# TASK DIRECTIONS
Repeat every line of the material, character for character.

* Start EXTRACTED RECORDS *

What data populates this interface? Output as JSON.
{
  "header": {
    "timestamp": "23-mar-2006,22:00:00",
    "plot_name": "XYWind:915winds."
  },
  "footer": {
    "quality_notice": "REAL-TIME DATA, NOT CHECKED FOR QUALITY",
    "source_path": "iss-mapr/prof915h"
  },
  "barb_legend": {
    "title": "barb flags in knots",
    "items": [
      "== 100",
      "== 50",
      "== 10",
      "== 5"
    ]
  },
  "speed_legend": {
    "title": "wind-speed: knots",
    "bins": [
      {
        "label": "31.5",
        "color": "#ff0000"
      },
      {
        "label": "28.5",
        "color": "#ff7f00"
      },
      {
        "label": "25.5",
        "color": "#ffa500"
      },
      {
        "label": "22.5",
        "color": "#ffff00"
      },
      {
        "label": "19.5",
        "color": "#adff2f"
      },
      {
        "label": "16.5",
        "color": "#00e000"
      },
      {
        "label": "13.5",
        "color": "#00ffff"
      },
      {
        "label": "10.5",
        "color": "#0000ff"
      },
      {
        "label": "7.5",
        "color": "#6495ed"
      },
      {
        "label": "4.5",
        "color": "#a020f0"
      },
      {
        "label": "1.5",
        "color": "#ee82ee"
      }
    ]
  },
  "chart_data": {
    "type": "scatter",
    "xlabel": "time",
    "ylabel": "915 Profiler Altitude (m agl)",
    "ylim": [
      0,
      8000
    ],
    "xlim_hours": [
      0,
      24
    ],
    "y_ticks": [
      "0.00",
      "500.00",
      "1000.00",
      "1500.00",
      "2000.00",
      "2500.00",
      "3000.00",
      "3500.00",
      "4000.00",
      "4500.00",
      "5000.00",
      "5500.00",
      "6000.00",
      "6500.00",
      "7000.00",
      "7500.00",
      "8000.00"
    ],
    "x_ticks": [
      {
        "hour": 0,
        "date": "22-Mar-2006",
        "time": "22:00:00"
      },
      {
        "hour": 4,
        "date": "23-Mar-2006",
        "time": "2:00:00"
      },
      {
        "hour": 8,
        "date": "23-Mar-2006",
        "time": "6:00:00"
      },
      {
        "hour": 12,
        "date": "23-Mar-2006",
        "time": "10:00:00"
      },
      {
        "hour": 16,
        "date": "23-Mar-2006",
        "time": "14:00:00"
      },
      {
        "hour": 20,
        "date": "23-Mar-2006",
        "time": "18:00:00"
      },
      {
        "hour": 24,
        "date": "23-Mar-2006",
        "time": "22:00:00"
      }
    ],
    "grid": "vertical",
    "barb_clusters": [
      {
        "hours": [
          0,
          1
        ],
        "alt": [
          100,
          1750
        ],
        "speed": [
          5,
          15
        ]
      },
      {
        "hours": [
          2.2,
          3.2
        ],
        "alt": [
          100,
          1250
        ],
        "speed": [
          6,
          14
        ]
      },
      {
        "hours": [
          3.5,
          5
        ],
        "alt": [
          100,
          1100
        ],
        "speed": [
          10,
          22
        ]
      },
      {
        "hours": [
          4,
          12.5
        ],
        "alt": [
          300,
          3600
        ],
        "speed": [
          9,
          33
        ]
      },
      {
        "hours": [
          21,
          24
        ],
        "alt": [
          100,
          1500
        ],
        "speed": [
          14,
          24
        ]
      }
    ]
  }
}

* End EXTRACTED RECORDS *

# ANSWER
What data populates this interface? Output as JSON.
{
  "header": {
    "timestamp": "23-mar-2006,22:00:00",
    "plot_name": "XYWind:915winds."
  },
  "footer": {
    "quality_notice": "REAL-TIME DATA, NOT CHECKED FOR QUALITY",
    "source_path": "iss-mapr/prof915h"
  },
  "barb_legend": {
    "title": "barb flags in knots",
    "items": [
      "== 100",
      "== 50",
      "== 10",
      "== 5"
    ]
  },
  "speed_legend": {
    "title": "wind-speed: knots",
    "bins": [
      {
        "label": "31.5",
        "color": "#ff0000"
      },
      {
        "label": "28.5",
        "color": "#ff7f00"
      },
      {
        "label": "25.5",
        "color": "#ffa500"
      },
      {
        "label": "22.5",
        "color": "#ffff00"
      },
      {
        "label": "19.5",
        "color": "#adff2f"
      },
      {
        "label": "16.5",
        "color": "#00e000"
      },
      {
        "label": "13.5",
        "color": "#00ffff"
      },
      {
        "label": "10.5",
        "color": "#0000ff"
      },
      {
        "label": "7.5",
        "color": "#6495ed"
      },
      {
        "label": "4.5",
        "color": "#a020f0"
      },
      {
        "label": "1.5",
        "color": "#ee82ee"
      }
    ]
  },
  "chart_data": {
    "type": "scatter",
    "xlabel": "time",
    "ylabel": "915 Profiler Altitude (m agl)",
    "ylim": [
      0,
      8000
    ],
    "xlim_hours": [
      0,
      24
    ],
    "y_ticks": [
      "0.00",
      "500.00",
      "1000.00",
      "1500.00",
      "2000.00",
      "2500.00",
      "3000.00",
      "3500.00",
      "4000.00",
      "4500.00",
      "5000.00",
      "5500.00",
      "6000.00",
      "6500.00",
      "7000.00",
      "7500.00",
      "8000.00"
    ],
    "x_ticks": [
      {
        "hour": 0,
        "date": "22-Mar-2006",
        "time": "22:00:00"
      },
      {
        "hour": 4,
        "date": "23-Mar-2006",
        "time": "2:00:00"
      },
      {
        "hour": 8,
        "date": "23-Mar-2006",
        "time": "6:00:00"
      },
      {
        "hour": 12,
        "date": "23-Mar-2006",
        "time": "10:00:00"
      },
      {
        "hour": 16,
        "date": "23-Mar-2006",
        "time": "14:00:00"
      },
      {
        "hour": 20,
        "date": "23-Mar-2006",
        "time": "18:00:00"
      },
      {
        "hour": 24,
        "date": "23-Mar-2006",
        "time": "22:00:00"
      }
    ],
    "grid": "vertical",
    "barb_clusters": [
      {
        "hours": [
          0,
          1
        ],
        "alt": [
          100,
          1750
        ],
        "speed": [
          5,
          15
        ]
      },
      {
        "hours": [
          2.2,
          3.2
        ],
        "alt": [
          100,
          1250
        ],
        "speed": [
          6,
          14
        ]
      },
      {
        "hours": [
          3.5,
          5
        ],
        "alt": [
          100,
          1100
        ],
        "speed": [
          10,
          22
        ]
      },
      {
        "hours": [
          4,
          12.5
        ],
        "alt": [
          300,
          3600
        ],
        "speed": [
          9,
          33
        ]
      },
      {
        "hours": [
          21,
          24
        ],
        "alt": [
          100,
          1500
        ],
        "speed": [
          14,
          24
        ]
      }
    ]
  }
}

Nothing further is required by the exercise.